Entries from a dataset
--- BEGIN ---

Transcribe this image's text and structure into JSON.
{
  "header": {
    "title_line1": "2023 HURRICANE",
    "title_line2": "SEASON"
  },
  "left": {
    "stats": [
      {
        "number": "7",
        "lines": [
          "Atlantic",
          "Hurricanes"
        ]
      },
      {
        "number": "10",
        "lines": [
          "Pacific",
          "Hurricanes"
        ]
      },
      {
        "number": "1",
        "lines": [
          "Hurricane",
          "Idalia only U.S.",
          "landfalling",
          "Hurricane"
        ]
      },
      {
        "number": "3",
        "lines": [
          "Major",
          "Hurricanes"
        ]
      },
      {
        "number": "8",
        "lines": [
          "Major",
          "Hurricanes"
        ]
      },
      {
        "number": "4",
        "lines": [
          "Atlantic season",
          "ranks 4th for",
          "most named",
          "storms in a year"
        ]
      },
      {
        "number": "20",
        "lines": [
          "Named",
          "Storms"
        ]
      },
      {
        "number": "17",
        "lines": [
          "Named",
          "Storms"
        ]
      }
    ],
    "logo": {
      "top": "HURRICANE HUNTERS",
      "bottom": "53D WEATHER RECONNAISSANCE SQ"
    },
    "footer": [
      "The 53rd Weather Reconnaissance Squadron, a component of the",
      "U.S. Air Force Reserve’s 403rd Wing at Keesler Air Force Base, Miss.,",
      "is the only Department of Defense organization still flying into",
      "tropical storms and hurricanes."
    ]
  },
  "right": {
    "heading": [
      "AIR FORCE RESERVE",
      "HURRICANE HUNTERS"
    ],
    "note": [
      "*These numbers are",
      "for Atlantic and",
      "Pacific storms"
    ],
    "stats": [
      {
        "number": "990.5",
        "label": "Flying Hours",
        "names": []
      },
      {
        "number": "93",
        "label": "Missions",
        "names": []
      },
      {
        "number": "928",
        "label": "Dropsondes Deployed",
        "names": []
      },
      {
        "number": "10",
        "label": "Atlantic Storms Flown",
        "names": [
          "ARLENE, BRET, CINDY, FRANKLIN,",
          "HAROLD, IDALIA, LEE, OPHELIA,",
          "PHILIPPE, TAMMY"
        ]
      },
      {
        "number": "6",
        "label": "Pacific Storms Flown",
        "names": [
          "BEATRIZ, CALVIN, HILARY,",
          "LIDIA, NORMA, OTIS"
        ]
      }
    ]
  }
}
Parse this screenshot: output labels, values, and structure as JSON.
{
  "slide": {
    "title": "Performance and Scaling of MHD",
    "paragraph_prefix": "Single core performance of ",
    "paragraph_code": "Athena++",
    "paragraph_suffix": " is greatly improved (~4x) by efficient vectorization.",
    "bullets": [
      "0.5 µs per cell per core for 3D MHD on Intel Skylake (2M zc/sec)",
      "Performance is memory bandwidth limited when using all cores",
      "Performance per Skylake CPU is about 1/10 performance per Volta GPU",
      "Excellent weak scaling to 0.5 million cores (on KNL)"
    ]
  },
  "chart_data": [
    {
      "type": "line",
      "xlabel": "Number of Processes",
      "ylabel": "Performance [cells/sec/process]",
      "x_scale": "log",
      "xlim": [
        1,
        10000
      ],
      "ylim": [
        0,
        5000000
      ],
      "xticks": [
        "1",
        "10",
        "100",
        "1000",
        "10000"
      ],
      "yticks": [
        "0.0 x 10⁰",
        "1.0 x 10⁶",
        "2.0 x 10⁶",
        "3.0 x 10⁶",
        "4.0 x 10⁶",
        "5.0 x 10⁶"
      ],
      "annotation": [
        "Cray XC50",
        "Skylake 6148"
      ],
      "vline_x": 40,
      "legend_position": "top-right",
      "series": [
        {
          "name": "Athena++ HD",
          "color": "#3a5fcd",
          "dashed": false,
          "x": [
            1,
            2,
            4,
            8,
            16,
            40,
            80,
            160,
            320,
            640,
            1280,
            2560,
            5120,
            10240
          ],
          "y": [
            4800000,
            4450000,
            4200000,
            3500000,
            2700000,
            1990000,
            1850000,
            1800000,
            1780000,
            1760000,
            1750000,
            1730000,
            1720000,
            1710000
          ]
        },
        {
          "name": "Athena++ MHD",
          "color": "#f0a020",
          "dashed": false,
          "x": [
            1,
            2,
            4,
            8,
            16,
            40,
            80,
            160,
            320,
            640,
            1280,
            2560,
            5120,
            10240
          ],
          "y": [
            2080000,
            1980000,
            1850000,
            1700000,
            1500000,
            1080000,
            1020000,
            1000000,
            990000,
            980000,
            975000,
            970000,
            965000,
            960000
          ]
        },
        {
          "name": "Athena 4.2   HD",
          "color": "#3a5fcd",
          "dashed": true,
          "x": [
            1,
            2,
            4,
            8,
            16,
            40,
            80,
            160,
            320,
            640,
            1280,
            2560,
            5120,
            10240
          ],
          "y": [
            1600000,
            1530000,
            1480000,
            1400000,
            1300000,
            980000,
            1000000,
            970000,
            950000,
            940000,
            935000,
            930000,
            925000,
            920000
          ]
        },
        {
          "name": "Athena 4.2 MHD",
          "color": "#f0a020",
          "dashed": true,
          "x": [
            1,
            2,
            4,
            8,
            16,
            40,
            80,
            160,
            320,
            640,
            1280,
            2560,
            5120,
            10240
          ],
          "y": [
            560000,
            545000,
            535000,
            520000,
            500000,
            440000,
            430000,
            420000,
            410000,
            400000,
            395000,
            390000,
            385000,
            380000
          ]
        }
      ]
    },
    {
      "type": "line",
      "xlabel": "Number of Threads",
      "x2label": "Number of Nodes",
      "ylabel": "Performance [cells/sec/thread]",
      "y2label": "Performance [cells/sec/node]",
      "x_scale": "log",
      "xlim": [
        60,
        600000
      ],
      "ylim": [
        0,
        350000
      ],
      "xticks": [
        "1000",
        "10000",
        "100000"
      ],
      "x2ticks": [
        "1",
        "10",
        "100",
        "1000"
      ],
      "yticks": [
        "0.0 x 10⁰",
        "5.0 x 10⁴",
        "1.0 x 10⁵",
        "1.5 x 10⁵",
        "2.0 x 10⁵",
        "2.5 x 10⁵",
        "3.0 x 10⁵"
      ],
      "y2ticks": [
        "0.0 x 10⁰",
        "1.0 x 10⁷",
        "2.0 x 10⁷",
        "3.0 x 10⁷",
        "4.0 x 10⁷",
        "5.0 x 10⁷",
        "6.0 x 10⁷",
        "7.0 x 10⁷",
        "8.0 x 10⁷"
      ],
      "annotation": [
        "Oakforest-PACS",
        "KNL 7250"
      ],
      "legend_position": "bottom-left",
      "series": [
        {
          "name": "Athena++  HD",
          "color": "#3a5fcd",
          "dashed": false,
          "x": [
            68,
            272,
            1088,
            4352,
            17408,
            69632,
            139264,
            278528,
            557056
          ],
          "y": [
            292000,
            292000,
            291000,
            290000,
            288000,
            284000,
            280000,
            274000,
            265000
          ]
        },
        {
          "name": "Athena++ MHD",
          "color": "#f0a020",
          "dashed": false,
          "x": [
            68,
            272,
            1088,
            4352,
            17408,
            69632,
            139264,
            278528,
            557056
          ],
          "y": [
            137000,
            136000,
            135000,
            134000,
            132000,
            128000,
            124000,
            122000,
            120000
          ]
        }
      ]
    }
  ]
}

--- END ---

> _Aim_: Extract each line of the listing above, copying it word for word.

> _The output_:
Transcribe this image's text and structure into JSON.
{
  "header": {
    "title_line1": "2023 HURRICANE",
    "title_line2": "SEASON"
  },
  "left": {
    "stats": [
      {
        "number": "7",
        "lines": [
          "Atlantic",
          "Hurricanes"
        ]
      },
      {
        "number": "10",
        "lines": [
          "Pacific",
          "Hurricanes"
        ]
      },
      {
        "number": "1",
        "lines": [
          "Hurricane",
          "Idalia only U.S.",
          "landfalling",
          "Hurricane"
        ]
      },
      {
        "number": "3",
        "lines": [
          "Major",
          "Hurricanes"
        ]
      },
      {
        "number": "8",
        "lines": [
          "Major",
          "Hurricanes"
        ]
      },
      {
        "number": "4",
        "lines": [
          "Atlantic season",
          "ranks 4th for",
          "most named",
          "storms in a year"
        ]
      },
      {
        "number": "20",
        "lines": [
          "Named",
          "Storms"
        ]
      },
      {
        "number": "17",
        "lines": [
          "Named",
          "Storms"
        ]
      }
    ],
    "logo": {
      "top": "HURRICANE HUNTERS",
      "bottom": "53D WEATHER RECONNAISSANCE SQ"
    },
    "footer": [
      "The 53rd Weather Reconnaissance Squadron, a component of the",
      "U.S. Air Force Reserve’s 403rd Wing at Keesler Air Force Base, Miss.,",
      "is the only Department of Defense organization still flying into",
      "tropical storms and hurricanes."
    ]
  },
  "right": {
    "heading": [
      "AIR FORCE RESERVE",
      "HURRICANE HUNTERS"
    ],
    "note": [
      "*These numbers are",
      "for Atlantic and",
      "Pacific storms"
    ],
    "stats": [
      {
        "number": "990.5",
        "label": "Flying Hours",
        "names": []
      },
      {
        "number": "93",
        "label": "Missions",
        "names": []
      },
      {
        "number": "928",
        "label": "Dropsondes Deployed",
        "names": []
      },
      {
        "number": "10",
        "label": "Atlantic Storms Flown",
        "names": [
          "ARLENE, BRET, CINDY, FRANKLIN,",
          "HAROLD, IDALIA, LEE, OPHELIA,",
          "PHILIPPE, TAMMY"
        ]
      },
      {
        "number": "6",
        "label": "Pacific Storms Flown",
        "names": [
          "BEATRIZ, CALVIN, HILARY,",
          "LIDIA, NORMA, OTIS"
        ]
      }
    ]
  }
}
Parse this screenshot: output labels, values, and structure as JSON.
{
  "slide": {
    "title": "Performance and Scaling of MHD",
    "paragraph_prefix": "Single core performance of ",
    "paragraph_code": "Athena++",
    "paragraph_suffix": " is greatly improved (~4x) by efficient vectorization.",
    "bullets": [
      "0.5 µs per cell per core for 3D MHD on Intel Skylake (2M zc/sec)",
      "Performance is memory bandwidth limited when using all cores",
      "Performance per Skylake CPU is about 1/10 performance per Volta GPU",
      "Excellent weak scaling to 0.5 million cores (on KNL)"
    ]
  },
  "chart_data": [
    {
      "type": "line",
      "xlabel": "Number of Processes",
      "ylabel": "Performance [cells/sec/process]",
      "x_scale": "log",
      "xlim": [
        1,
        10000
      ],
      "ylim": [
        0,
        5000000
      ],
      "xticks": [
        "1",
        "10",
        "100",
        "1000",
        "10000"
      ],
      "yticks": [
        "0.0 x 10⁰",
        "1.0 x 10⁶",
        "2.0 x 10⁶",
        "3.0 x 10⁶",
        "4.0 x 10⁶",
        "5.0 x 10⁶"
      ],
      "annotation": [
        "Cray XC50",
        "Skylake 6148"
      ],
      "vline_x": 40,
      "legend_position": "top-right",
      "series": [
        {
          "name": "Athena++ HD",
          "color": "#3a5fcd",
          "dashed": false,
          "x": [
            1,
            2,
            4,
            8,
            16,
            40,
            80,
            160,
            320,
            640,
            1280,
            2560,
            5120,
            10240
          ],
          "y": [
            4800000,
            4450000,
            4200000,
            3500000,
            2700000,
            1990000,
            1850000,
            1800000,
            1780000,
            1760000,
            1750000,
            1730000,
            1720000,
            1710000
          ]
        },
        {
          "name": "Athena++ MHD",
          "color": "#f0a020",
          "dashed": false,
          "x": [
            1,
            2,
            4,
            8,
            16,
            40,
            80,
            160,
            320,
            640,
            1280,
            2560,
            5120,
            10240
          ],
          "y": [
            2080000,
            1980000,
            1850000,
            1700000,
            1500000,
            1080000,
            1020000,
            1000000,
            990000,
            980000,
            975000,
            970000,
            965000,
            960000
          ]
        },
        {
          "name": "Athena 4.2   HD",
          "color": "#3a5fcd",
          "dashed": true,
          "x": [
            1,
            2,
            4,
            8,
            16,
            40,
            80,
            160,
            320,
            640,
            1280,
            2560,
            5120,
            10240
          ],
          "y": [
            1600000,
            1530000,
            1480000,
            1400000,
            1300000,
            980000,
            1000000,
            970000,
            950000,
            940000,
            935000,
            930000,
            925000,
            920000
          ]
        },
        {
          "name": "Athena 4.2 MHD",
          "color": "#f0a020",
          "dashed": true,
          "x": [
            1,
            2,
            4,
            8,
            16,
            40,
            80,
            160,
            320,
            640,
            1280,
            2560,
            5120,
            10240
          ],
          "y": [
            560000,
            545000,
            535000,
            520000,
            500000,
            440000,
            430000,
            420000,
            410000,
            400000,
            395000,
            390000,
            385000,
            380000
          ]
        }
      ]
    },
    {
      "type": "line",
      "xlabel": "Number of Threads",
      "x2label": "Number of Nodes",
      "ylabel": "Performance [cells/sec/thread]",
      "y2label": "Performance [cells/sec/node]",
      "x_scale": "log",
      "xlim": [
        60,
        600000
      ],
      "ylim": [
        0,
        350000
      ],
      "xticks": [
        "1000",
        "10000",
        "100000"
      ],
      "x2ticks": [
        "1",
        "10",
        "100",
        "1000"
      ],
      "yticks": [
        "0.0 x 10⁰",
        "5.0 x 10⁴",
        "1.0 x 10⁵",
        "1.5 x 10⁵",
        "2.0 x 10⁵",
        "2.5 x 10⁵",
        "3.0 x 10⁵"
      ],
      "y2ticks": [
        "0.0 x 10⁰",
        "1.0 x 10⁷",
        "2.0 x 10⁷",
        "3.0 x 10⁷",
        "4.0 x 10⁷",
        "5.0 x 10⁷",
        "6.0 x 10⁷",
        "7.0 x 10⁷",
        "8.0 x 10⁷"
      ],
      "annotation": [
        "Oakforest-PACS",
        "KNL 7250"
      ],
      "legend_position": "bottom-left",
      "series": [
        {
          "name": "Athena++  HD",
          "color": "#3a5fcd",
          "dashed": false,
          "x": [
            68,
            272,
            1088,
            4352,
            17408,
            69632,
            139264,
            278528,
            557056
          ],
          "y": [
            292000,
            292000,
            291000,
            290000,
            288000,
            284000,
            280000,
            274000,
            265000
          ]
        },
        {
          "name": "Athena++ MHD",
          "color": "#f0a020",
          "dashed": false,
          "x": [
            68,
            272,
            1088,
            4352,
            17408,
            69632,
            139264,
            278528,
            557056
          ],
          "y": [
            137000,
            136000,
            135000,
            134000,
            132000,
            128000,
            124000,
            122000,
            120000
          ]
        }
      ]
    }
  ]
}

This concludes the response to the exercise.